• **MATERIAL FOR THE TASK**
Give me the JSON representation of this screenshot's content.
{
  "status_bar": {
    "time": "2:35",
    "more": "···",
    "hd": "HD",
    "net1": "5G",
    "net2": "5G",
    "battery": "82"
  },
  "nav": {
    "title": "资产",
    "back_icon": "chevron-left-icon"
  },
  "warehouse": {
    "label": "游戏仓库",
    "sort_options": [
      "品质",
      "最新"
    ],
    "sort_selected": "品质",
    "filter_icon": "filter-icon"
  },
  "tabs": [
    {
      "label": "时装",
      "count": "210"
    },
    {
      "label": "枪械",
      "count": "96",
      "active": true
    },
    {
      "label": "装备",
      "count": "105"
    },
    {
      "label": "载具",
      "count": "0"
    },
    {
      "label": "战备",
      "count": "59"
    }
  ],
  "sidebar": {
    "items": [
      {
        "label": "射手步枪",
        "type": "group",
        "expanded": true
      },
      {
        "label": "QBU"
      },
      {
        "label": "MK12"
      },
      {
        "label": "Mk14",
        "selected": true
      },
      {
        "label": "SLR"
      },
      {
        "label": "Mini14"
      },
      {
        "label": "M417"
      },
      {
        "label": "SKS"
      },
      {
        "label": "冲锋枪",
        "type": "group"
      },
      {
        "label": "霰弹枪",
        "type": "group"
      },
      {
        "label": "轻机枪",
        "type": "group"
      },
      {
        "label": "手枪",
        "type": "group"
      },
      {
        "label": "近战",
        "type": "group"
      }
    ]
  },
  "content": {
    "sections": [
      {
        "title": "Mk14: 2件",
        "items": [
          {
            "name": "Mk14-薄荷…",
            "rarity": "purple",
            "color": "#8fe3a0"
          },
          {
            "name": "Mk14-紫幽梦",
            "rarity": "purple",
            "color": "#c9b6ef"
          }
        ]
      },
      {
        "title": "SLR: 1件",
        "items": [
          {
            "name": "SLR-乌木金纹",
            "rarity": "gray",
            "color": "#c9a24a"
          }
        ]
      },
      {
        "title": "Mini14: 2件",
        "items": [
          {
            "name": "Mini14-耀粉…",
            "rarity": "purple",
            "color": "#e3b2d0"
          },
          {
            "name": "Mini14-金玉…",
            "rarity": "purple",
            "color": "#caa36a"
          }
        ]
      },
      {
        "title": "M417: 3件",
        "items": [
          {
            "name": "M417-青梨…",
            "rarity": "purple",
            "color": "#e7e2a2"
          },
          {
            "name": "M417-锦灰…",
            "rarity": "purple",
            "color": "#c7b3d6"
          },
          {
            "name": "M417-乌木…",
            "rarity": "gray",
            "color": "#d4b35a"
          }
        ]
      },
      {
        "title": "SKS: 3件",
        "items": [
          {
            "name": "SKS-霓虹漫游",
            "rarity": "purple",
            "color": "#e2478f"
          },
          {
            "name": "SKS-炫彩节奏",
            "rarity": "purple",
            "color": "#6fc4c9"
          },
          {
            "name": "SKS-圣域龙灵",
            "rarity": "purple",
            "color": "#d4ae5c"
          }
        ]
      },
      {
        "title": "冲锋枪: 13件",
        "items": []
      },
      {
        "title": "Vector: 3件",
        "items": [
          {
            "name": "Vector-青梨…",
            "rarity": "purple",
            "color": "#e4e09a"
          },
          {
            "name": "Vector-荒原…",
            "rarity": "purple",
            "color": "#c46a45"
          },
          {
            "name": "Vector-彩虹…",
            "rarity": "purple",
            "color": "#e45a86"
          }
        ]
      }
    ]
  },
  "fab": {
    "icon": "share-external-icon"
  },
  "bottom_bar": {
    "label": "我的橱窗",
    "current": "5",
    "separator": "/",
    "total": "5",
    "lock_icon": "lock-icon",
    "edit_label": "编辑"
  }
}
--
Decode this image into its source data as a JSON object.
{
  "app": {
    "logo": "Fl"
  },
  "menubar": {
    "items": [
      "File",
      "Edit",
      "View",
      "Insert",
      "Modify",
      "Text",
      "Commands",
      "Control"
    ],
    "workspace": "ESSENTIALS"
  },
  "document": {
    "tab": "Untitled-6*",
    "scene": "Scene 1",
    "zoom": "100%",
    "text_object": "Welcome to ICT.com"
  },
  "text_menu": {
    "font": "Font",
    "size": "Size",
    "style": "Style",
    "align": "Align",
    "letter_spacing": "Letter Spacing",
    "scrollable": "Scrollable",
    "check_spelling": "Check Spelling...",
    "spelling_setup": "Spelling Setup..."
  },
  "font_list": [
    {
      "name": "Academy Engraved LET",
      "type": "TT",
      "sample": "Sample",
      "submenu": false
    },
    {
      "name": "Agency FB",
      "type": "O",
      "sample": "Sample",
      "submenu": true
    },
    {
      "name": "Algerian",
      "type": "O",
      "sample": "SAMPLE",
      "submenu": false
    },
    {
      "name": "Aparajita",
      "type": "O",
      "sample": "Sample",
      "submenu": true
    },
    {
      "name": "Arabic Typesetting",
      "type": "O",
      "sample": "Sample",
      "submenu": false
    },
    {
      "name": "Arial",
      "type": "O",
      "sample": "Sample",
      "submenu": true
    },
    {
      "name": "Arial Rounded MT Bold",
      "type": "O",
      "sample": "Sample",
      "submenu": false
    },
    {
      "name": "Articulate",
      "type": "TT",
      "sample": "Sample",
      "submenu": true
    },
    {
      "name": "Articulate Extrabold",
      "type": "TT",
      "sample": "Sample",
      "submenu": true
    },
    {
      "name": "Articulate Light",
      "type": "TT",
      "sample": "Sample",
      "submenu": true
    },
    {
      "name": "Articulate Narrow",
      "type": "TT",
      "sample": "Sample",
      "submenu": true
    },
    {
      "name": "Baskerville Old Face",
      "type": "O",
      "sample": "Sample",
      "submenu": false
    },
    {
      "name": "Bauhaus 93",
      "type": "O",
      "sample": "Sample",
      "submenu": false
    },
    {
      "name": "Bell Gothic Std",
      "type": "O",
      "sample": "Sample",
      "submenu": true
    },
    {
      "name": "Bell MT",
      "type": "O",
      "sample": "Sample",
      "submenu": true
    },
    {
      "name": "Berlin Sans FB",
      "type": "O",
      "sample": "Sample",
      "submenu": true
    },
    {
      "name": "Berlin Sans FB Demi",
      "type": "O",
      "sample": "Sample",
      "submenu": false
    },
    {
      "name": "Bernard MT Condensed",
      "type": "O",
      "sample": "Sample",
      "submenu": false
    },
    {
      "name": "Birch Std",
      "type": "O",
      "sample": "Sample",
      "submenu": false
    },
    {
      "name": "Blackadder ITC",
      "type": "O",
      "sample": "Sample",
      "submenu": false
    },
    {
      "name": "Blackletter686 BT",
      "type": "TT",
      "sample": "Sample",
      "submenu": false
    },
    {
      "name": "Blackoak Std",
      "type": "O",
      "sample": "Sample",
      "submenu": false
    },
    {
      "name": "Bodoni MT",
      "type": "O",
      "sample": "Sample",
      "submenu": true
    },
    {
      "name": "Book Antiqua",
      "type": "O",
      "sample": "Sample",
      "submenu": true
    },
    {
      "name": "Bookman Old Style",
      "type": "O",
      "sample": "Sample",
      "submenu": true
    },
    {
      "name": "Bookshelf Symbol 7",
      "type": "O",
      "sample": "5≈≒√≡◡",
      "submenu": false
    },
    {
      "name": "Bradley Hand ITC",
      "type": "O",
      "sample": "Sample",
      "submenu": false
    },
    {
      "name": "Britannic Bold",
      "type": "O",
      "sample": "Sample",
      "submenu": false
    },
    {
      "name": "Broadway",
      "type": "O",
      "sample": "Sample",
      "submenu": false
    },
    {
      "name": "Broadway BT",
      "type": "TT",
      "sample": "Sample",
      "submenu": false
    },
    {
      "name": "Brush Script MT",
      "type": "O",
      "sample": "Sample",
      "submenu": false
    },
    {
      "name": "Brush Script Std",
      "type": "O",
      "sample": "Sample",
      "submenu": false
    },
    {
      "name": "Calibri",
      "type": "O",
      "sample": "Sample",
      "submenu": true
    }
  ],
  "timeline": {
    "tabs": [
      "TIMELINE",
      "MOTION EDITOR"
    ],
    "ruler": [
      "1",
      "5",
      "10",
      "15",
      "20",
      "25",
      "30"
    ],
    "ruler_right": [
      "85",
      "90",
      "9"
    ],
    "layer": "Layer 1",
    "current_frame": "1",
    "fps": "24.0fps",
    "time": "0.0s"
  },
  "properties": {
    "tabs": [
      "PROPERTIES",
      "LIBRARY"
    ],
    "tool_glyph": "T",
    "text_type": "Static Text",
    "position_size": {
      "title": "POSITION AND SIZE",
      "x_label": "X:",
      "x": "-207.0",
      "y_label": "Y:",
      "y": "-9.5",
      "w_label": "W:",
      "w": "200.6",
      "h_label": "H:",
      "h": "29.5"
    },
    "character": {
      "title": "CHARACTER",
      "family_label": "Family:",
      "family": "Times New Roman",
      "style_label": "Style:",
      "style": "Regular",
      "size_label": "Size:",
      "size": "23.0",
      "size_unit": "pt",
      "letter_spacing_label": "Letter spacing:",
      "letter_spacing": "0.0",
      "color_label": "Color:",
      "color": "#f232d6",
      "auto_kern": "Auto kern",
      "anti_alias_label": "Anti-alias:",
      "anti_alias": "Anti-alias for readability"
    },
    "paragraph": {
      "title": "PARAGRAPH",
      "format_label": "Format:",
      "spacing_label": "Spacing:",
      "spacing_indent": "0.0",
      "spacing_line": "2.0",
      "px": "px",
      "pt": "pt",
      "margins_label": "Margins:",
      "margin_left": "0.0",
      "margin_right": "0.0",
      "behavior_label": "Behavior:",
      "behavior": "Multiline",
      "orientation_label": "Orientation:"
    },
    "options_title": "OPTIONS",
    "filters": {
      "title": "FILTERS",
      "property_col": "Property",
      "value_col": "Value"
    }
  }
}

• **EXERCISE**
Gather and return every line that holds the string "count".

• **WRITTEN RESPONSE**
      "count": "210"
      "count": "96",
      "count": "105"
      "count": "0"
      "count": "59"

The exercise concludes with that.